Your task:
Condense the paragraph beginning "In our CCX Application" in the Fluent Bit and Loki text below into a short bulleted list that keeps its main facts.

---------- Text segment

About fluentbit and Loki

In our CCX Application, we use loki as log aggregation tool. Fluent Bit deployed on datastore nodes will be configured to send logs to Loki using an output plugin. In this setup, Fluent Bit collects logs from various sources, processes them, and forwards them to a Loki instance for storage and querying.

The chart will automatically configure the Loki URL using the value of ccxFQDN from ccx chart. This ensures that there’s always a valid FQDN for the logging service even if no customization is made.

note

If the Loki gateway ingress is not found, a warning will be shown when you deploy ccx. Make sure you have updated and deployed ccxdeps, else the logging feature will be disabled.

Additional Fluent Bit Output Host Configuration

You can provide additional Fluent Bit output configurations to forward logs to another logging tool by using extraOutputConfig in ccx chart. For example:

fluentbit:
extraOutputConfig: |
[OUTPUT]
Name es
Match *
Host elasticsearch.example.com
Port 9200
Index fluentbit-index
Type _doc
Logstash_Format On

This allows you to forward logs to other systems like Elasticsearch, S3, or Splunk alongside Loki.

Visualizing Logs with Grafana

Pre-requisites

  • ccx-monitoring helm chart must be deployed with Grafana enabled.

--------------------
---------- Data for analysis

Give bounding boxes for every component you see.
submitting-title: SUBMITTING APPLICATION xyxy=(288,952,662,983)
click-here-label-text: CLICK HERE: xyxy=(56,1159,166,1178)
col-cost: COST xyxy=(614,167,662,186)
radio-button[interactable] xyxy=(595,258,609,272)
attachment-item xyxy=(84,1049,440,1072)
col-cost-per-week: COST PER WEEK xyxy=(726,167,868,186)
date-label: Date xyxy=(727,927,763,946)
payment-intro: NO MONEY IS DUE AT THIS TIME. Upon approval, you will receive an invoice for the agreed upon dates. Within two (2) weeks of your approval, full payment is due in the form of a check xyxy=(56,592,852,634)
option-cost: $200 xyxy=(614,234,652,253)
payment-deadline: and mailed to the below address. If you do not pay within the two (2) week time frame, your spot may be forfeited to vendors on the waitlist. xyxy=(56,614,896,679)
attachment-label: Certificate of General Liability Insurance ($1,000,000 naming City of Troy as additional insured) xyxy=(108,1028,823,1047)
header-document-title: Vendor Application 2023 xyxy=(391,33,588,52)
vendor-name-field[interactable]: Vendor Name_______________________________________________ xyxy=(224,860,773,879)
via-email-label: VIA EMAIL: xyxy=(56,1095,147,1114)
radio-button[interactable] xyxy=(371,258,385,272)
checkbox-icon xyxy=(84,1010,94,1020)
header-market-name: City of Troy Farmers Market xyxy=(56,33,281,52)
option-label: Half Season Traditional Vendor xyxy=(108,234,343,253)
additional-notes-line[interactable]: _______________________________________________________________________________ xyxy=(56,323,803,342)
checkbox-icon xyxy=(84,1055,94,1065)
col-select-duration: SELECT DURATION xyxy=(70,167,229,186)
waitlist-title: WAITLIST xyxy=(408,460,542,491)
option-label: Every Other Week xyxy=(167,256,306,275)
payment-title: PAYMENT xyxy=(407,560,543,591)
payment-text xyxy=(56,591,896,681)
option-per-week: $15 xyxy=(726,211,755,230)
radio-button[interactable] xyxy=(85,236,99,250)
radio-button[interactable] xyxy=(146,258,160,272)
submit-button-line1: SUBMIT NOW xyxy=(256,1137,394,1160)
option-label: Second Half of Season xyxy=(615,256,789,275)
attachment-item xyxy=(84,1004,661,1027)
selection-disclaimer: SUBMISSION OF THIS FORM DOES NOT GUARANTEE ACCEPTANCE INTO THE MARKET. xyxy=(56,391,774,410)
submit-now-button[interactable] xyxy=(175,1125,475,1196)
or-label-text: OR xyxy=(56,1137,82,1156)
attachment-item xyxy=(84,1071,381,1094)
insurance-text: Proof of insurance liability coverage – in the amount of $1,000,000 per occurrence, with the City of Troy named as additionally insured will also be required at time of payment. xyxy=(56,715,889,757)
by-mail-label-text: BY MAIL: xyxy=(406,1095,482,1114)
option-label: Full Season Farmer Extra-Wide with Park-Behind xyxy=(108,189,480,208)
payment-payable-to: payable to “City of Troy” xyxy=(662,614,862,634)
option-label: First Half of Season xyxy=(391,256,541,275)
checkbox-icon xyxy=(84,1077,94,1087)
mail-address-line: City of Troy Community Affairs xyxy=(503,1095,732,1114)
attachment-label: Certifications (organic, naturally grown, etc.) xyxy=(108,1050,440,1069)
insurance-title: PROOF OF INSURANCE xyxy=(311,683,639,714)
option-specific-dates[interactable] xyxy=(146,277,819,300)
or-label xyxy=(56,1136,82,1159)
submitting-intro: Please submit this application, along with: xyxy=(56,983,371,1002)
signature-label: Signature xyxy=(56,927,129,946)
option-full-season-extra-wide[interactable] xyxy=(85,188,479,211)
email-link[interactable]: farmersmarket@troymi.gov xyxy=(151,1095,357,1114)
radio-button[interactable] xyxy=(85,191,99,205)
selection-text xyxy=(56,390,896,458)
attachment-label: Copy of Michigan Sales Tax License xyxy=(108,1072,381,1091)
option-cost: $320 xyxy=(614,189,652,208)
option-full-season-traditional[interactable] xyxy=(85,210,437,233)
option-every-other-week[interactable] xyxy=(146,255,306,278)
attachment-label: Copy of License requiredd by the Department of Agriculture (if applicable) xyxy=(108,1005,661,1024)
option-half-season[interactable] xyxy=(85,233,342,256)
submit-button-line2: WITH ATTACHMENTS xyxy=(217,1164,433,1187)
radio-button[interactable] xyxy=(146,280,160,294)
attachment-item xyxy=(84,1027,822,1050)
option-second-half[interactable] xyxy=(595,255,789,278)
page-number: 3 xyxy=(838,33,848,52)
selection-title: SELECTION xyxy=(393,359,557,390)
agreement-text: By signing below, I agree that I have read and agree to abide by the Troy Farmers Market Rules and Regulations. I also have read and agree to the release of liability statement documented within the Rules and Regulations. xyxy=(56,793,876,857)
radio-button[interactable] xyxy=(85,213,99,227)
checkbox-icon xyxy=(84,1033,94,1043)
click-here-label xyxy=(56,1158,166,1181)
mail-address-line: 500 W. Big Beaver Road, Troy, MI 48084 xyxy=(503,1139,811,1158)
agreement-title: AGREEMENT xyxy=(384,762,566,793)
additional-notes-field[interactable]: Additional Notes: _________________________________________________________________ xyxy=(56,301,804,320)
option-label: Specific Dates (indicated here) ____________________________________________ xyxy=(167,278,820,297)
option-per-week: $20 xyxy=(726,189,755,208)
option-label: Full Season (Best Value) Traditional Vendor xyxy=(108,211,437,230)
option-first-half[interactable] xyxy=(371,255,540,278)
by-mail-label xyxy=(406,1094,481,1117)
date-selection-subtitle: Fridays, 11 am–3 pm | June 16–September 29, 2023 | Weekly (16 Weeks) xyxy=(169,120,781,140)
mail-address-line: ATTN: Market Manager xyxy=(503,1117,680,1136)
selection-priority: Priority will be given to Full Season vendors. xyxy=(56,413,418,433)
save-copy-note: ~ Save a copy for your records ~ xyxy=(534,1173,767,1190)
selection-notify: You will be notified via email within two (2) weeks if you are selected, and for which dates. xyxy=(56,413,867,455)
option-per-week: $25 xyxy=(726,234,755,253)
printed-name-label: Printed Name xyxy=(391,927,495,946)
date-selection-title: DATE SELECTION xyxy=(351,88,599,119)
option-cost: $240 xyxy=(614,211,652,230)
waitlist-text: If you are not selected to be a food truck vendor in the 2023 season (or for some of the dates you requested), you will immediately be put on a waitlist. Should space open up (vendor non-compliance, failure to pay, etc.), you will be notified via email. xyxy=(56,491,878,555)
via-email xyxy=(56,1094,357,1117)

--------------------

Task output:
- The CCX Application uses Loki as its log aggregation tool.
- Fluent Bit on the datastore nodes will be configured to send logs to Loki through an output plugin.
- Fluent Bit collects logs from various sources, processes them, and forwards them to a Loki instance for storage and querying.